Data extracted from a collection

════════

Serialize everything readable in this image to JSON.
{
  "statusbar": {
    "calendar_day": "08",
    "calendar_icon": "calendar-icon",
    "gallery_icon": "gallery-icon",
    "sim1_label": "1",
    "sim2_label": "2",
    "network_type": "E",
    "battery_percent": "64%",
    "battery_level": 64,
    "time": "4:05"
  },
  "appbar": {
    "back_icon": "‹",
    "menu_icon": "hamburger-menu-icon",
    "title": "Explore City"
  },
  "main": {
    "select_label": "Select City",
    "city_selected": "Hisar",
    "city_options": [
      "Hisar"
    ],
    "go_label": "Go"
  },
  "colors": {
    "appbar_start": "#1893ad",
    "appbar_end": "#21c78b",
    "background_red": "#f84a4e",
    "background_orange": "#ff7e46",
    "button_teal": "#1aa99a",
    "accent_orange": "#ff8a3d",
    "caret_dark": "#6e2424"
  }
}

════════

* Prompt
Print the listing above in its entirety, with every line exact.

* Answer to this exercise
Serialize everything readable in this image to JSON.
{
  "statusbar": {
    "calendar_day": "08",
    "calendar_icon": "calendar-icon",
    "gallery_icon": "gallery-icon",
    "sim1_label": "1",
    "sim2_label": "2",
    "network_type": "E",
    "battery_percent": "64%",
    "battery_level": 64,
    "time": "4:05"
  },
  "appbar": {
    "back_icon": "‹",
    "menu_icon": "hamburger-menu-icon",
    "title": "Explore City"
  },
  "main": {
    "select_label": "Select City",
    "city_selected": "Hisar",
    "city_options": [
      "Hisar"
    ],
    "go_label": "Go"
  },
  "colors": {
    "appbar_start": "#1893ad",
    "appbar_end": "#21c78b",
    "background_red": "#f84a4e",
    "background_orange": "#ff7e46",
    "button_teal": "#1aa99a",
    "accent_orange": "#ff8a3d",
    "caret_dark": "#6e2424"
  }
}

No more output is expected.